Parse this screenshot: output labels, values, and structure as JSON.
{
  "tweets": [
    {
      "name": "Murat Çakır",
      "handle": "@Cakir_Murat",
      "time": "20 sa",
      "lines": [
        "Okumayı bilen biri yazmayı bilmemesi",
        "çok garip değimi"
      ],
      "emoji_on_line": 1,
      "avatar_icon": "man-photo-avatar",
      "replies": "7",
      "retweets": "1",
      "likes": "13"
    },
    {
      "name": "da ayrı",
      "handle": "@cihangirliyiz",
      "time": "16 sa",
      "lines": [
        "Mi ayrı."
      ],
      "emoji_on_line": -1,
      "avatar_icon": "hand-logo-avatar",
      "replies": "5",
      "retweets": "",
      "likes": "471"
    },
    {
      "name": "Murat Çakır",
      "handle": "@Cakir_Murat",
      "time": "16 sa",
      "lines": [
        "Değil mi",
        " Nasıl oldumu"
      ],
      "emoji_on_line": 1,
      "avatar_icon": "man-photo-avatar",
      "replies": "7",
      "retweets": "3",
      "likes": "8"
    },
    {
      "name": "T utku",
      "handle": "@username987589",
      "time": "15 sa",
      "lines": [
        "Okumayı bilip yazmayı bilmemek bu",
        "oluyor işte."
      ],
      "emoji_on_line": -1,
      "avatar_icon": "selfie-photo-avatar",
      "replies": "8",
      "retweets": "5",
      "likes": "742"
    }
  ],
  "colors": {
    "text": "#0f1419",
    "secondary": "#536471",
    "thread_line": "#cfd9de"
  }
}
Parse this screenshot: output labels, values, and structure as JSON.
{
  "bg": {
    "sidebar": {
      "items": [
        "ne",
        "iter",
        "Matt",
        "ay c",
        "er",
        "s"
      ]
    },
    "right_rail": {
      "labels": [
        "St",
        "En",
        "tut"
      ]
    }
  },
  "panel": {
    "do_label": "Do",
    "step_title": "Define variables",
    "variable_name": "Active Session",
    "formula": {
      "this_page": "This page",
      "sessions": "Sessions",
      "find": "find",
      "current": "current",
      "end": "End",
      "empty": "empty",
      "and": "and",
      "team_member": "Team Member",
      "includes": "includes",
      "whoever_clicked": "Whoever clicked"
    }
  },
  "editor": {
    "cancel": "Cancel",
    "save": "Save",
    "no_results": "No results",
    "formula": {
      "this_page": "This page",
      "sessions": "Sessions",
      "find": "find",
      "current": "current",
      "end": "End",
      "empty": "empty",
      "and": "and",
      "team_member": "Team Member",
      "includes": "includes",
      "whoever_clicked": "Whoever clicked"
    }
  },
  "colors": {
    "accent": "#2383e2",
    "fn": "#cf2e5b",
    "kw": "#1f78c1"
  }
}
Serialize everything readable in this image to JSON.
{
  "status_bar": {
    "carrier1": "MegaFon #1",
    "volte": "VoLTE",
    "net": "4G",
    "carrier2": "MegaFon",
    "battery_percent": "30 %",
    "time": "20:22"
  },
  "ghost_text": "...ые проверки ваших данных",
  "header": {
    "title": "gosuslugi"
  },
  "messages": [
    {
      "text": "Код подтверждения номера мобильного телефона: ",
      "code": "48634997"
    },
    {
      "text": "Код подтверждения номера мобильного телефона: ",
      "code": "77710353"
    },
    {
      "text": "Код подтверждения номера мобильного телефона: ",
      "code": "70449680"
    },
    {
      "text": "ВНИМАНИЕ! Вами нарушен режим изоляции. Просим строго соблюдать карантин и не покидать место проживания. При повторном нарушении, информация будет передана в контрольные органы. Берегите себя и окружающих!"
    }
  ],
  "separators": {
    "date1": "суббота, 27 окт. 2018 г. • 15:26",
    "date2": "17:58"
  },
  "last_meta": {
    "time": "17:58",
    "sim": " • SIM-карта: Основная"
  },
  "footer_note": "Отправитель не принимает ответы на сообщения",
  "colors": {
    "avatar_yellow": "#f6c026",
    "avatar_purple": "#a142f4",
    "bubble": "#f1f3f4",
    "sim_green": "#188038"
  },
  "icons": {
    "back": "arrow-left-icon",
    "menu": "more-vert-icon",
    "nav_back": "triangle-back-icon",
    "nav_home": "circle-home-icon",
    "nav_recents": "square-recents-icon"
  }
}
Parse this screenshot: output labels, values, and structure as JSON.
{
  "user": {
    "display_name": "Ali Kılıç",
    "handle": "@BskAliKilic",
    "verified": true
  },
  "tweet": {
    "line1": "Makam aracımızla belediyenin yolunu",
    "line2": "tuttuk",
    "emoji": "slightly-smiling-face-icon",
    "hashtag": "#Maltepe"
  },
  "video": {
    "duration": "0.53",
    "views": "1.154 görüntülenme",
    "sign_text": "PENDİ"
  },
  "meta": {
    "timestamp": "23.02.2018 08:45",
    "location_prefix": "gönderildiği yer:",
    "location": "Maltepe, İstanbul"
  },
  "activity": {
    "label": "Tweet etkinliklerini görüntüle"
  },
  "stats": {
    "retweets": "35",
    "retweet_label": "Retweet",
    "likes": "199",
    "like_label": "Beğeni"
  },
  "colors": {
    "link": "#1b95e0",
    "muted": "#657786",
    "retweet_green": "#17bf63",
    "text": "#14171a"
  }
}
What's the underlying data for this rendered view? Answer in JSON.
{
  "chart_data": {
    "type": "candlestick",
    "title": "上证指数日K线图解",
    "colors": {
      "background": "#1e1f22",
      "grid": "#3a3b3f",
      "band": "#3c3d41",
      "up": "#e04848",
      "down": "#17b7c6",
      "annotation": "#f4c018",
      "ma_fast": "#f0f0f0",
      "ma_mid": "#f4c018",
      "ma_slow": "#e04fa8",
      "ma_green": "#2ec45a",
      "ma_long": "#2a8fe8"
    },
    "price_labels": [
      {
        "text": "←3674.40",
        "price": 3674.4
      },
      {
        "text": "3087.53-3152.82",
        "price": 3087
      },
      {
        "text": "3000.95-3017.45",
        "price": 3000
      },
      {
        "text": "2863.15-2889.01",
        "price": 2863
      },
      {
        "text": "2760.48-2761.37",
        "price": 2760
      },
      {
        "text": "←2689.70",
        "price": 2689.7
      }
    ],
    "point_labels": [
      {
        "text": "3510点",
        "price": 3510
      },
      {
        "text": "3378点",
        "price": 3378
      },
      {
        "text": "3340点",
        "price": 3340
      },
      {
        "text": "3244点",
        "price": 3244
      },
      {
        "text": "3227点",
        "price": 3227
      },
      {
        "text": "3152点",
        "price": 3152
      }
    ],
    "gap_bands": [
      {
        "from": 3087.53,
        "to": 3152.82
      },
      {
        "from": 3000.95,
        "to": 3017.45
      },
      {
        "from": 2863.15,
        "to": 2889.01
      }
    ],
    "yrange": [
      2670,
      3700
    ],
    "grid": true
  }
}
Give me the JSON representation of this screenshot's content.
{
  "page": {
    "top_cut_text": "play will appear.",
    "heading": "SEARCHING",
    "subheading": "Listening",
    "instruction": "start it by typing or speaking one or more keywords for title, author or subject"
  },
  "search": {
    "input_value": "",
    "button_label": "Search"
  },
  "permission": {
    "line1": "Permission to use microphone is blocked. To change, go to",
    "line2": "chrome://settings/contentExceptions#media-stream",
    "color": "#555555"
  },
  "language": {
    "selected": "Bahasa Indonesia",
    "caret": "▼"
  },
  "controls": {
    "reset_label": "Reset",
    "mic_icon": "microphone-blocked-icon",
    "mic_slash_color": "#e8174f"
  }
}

**********

What this task involves: Retype all the records, matching them exactly.

Completed task:
Parse this screenshot: output labels, values, and structure as JSON.
{
  "tweets": [
    {
      "name": "Murat Çakır",
      "handle": "@Cakir_Murat",
      "time": "20 sa",
      "lines": [
        "Okumayı bilen biri yazmayı bilmemesi",
        "çok garip değimi"
      ],
      "emoji_on_line": 1,
      "avatar_icon": "man-photo-avatar",
      "replies": "7",
      "retweets": "1",
      "likes": "13"
    },
    {
      "name": "da ayrı",
      "handle": "@cihangirliyiz",
      "time": "16 sa",
      "lines": [
        "Mi ayrı."
      ],
      "emoji_on_line": -1,
      "avatar_icon": "hand-logo-avatar",
      "replies": "5",
      "retweets": "",
      "likes": "471"
    },
    {
      "name": "Murat Çakır",
      "handle": "@Cakir_Murat",
      "time": "16 sa",
      "lines": [
        "Değil mi",
        " Nasıl oldumu"
      ],
      "emoji_on_line": 1,
      "avatar_icon": "man-photo-avatar",
      "replies": "7",
      "retweets": "3",
      "likes": "8"
    },
    {
      "name": "T utku",
      "handle": "@username987589",
      "time": "15 sa",
      "lines": [
        "Okumayı bilip yazmayı bilmemek bu",
        "oluyor işte."
      ],
      "emoji_on_line": -1,
      "avatar_icon": "selfie-photo-avatar",
      "replies": "8",
      "retweets": "5",
      "likes": "742"
    }
  ],
  "colors": {
    "text": "#0f1419",
    "secondary": "#536471",
    "thread_line": "#cfd9de"
  }
}
Parse this screenshot: output labels, values, and structure as JSON.
{
  "bg": {
    "sidebar": {
      "items": [
        "ne",
        "iter",
        "Matt",
        "ay c",
        "er",
        "s"
      ]
    },
    "right_rail": {
      "labels": [
        "St",
        "En",
        "tut"
      ]
    }
  },
  "panel": {
    "do_label": "Do",
    "step_title": "Define variables",
    "variable_name": "Active Session",
    "formula": {
      "this_page": "This page",
      "sessions": "Sessions",
      "find": "find",
      "current": "current",
      "end": "End",
      "empty": "empty",
      "and": "and",
      "team_member": "Team Member",
      "includes": "includes",
      "whoever_clicked": "Whoever clicked"
    }
  },
  "editor": {
    "cancel": "Cancel",
    "save": "Save",
    "no_results": "No results",
    "formula": {
      "this_page": "This page",
      "sessions": "Sessions",
      "find": "find",
      "current": "current",
      "end": "End",
      "empty": "empty",
      "and": "and",
      "team_member": "Team Member",
      "includes": "includes",
      "whoever_clicked": "Whoever clicked"
    }
  },
  "colors": {
    "accent": "#2383e2",
    "fn": "#cf2e5b",
    "kw": "#1f78c1"
  }
}
Serialize everything readable in this image to JSON.
{
  "status_bar": {
    "carrier1": "MegaFon #1",
    "volte": "VoLTE",
    "net": "4G",
    "carrier2": "MegaFon",
    "battery_percent": "30 %",
    "time": "20:22"
  },
  "ghost_text": "...ые проверки ваших данных",
  "header": {
    "title": "gosuslugi"
  },
  "messages": [
    {
      "text": "Код подтверждения номера мобильного телефона: ",
      "code": "48634997"
    },
    {
      "text": "Код подтверждения номера мобильного телефона: ",
      "code": "77710353"
    },
    {
      "text": "Код подтверждения номера мобильного телефона: ",
      "code": "70449680"
    },
    {
      "text": "ВНИМАНИЕ! Вами нарушен режим изоляции. Просим строго соблюдать карантин и не покидать место проживания. При повторном нарушении, информация будет передана в контрольные органы. Берегите себя и окружающих!"
    }
  ],
  "separators": {
    "date1": "суббота, 27 окт. 2018 г. • 15:26",
    "date2": "17:58"
  },
  "last_meta": {
    "time": "17:58",
    "sim": " • SIM-карта: Основная"
  },
  "footer_note": "Отправитель не принимает ответы на сообщения",
  "colors": {
    "avatar_yellow": "#f6c026",
    "avatar_purple": "#a142f4",
    "bubble": "#f1f3f4",
    "sim_green": "#188038"
  },
  "icons": {
    "back": "arrow-left-icon",
    "menu": "more-vert-icon",
    "nav_back": "triangle-back-icon",
    "nav_home": "circle-home-icon",
    "nav_recents": "square-recents-icon"
  }
}
Parse this screenshot: output labels, values, and structure as JSON.
{
  "user": {
    "display_name": "Ali Kılıç",
    "handle": "@BskAliKilic",
    "verified": true
  },
  "tweet": {
    "line1": "Makam aracımızla belediyenin yolunu",
    "line2": "tuttuk",
    "emoji": "slightly-smiling-face-icon",
    "hashtag": "#Maltepe"
  },
  "video": {
    "duration": "0.53",
    "views": "1.154 görüntülenme",
    "sign_text": "PENDİ"
  },
  "meta": {
    "timestamp": "23.02.2018 08:45",
    "location_prefix": "gönderildiği yer:",
    "location": "Maltepe, İstanbul"
  },
  "activity": {
    "label": "Tweet etkinliklerini görüntüle"
  },
  "stats": {
    "retweets": "35",
    "retweet_label": "Retweet",
    "likes": "199",
    "like_label": "Beğeni"
  },
  "colors": {
    "link": "#1b95e0",
    "muted": "#657786",
    "retweet_green": "#17bf63",
    "text": "#14171a"
  }
}
What's the underlying data for this rendered view? Answer in JSON.
{
  "chart_data": {
    "type": "candlestick",
    "title": "上证指数日K线图解",
    "colors": {
      "background": "#1e1f22",
      "grid": "#3a3b3f",
      "band": "#3c3d41",
      "up": "#e04848",
      "down": "#17b7c6",
      "annotation": "#f4c018",
      "ma_fast": "#f0f0f0",
      "ma_mid": "#f4c018",
      "ma_slow": "#e04fa8",
      "ma_green": "#2ec45a",
      "ma_long": "#2a8fe8"
    },
    "price_labels": [
      {
        "text": "←3674.40",
        "price": 3674.4
      },
      {
        "text": "3087.53-3152.82",
        "price": 3087
      },
      {
        "text": "3000.95-3017.45",
        "price": 3000
      },
      {
        "text": "2863.15-2889.01",
        "price": 2863
      },
      {
        "text": "2760.48-2761.37",
        "price": 2760
      },
      {
        "text": "←2689.70",
        "price": 2689.7
      }
    ],
    "point_labels": [
      {
        "text": "3510点",
        "price": 3510
      },
      {
        "text": "3378点",
        "price": 3378
      },
      {
        "text": "3340点",
        "price": 3340
      },
      {
        "text": "3244点",
        "price": 3244
      },
      {
        "text": "3227点",
        "price": 3227
      },
      {
        "text": "3152点",
        "price": 3152
      }
    ],
    "gap_bands": [
      {
        "from": 3087.53,
        "to": 3152.82
      },
      {
        "from": 3000.95,
        "to": 3017.45
      },
      {
        "from": 2863.15,
        "to": 2889.01
      }
    ],
    "yrange": [
      2670,
      3700
    ],
    "grid": true
  }
}
Give me the JSON representation of this screenshot's content.
{
  "page": {
    "top_cut_text": "play will appear.",
    "heading": "SEARCHING",
    "subheading": "Listening",
    "instruction": "start it by typing or speaking one or more keywords for title, author or subject"
  },
  "search": {
    "input_value": "",
    "button_label": "Search"
  },
  "permission": {
    "line1": "Permission to use microphone is blocked. To change, go to",
    "line2": "chrome://settings/contentExceptions#media-stream",
    "color": "#555555"
  },
  "language": {
    "selected": "Bahasa Indonesia",
    "caret": "▼"
  },
  "controls": {
    "reset_label": "Reset",
    "mic_icon": "microphone-blocked-icon",
    "mic_slash_color": "#e8174f"
  }
}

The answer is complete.